*To be done*:
Write out every line below that includes the word "interventions".
= = = = =
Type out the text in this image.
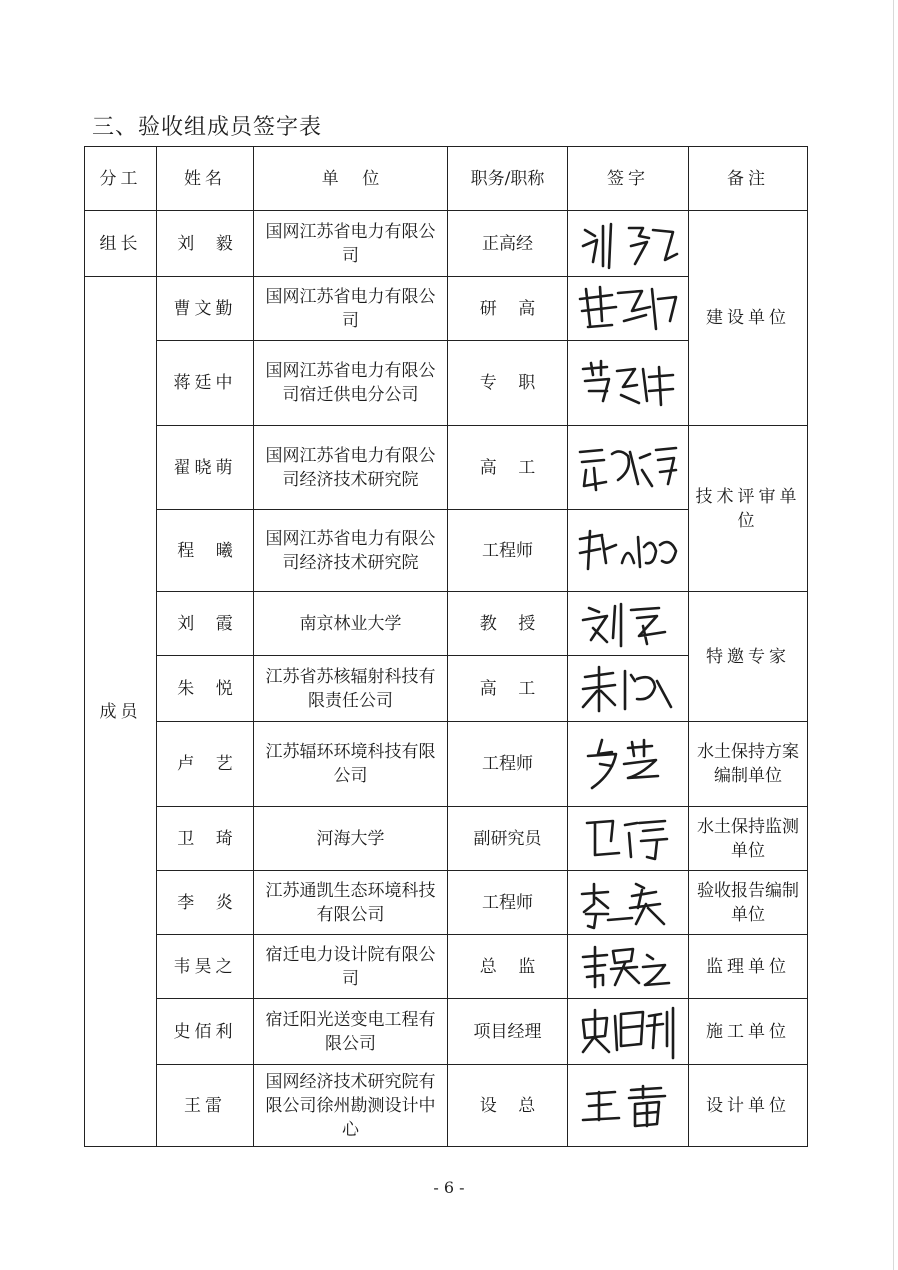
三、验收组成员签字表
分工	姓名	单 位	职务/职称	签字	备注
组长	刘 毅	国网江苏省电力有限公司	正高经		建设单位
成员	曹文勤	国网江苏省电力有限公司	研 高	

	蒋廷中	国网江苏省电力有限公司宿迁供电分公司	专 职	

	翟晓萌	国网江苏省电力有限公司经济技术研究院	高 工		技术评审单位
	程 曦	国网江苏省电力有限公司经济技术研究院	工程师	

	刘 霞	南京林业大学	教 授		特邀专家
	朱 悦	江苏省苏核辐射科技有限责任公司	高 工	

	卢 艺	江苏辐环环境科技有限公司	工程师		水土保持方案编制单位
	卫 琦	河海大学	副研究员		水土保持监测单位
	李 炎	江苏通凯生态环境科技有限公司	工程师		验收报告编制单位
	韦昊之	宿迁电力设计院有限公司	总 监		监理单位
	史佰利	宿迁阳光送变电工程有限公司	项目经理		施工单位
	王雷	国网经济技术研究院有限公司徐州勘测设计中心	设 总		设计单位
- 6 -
= = = = =
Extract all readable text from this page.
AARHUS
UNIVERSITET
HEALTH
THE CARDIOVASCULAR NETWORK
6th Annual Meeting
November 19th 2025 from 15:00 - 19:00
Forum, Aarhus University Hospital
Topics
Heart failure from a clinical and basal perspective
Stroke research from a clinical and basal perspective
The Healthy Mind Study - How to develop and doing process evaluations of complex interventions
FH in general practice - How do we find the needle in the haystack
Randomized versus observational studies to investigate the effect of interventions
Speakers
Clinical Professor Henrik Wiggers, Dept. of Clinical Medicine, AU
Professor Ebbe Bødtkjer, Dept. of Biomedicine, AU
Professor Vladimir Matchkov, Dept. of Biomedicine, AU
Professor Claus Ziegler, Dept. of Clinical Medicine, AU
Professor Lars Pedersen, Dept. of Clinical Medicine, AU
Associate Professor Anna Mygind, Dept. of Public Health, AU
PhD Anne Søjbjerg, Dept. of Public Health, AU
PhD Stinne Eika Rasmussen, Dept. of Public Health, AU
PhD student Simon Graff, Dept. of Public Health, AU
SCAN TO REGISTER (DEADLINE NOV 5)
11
= = = = =
*Task answer*:
The Healthy Mind Study - How to develop and doing process evaluations of complex interventions
Randomized versus observational studies to investigate the effect of interventions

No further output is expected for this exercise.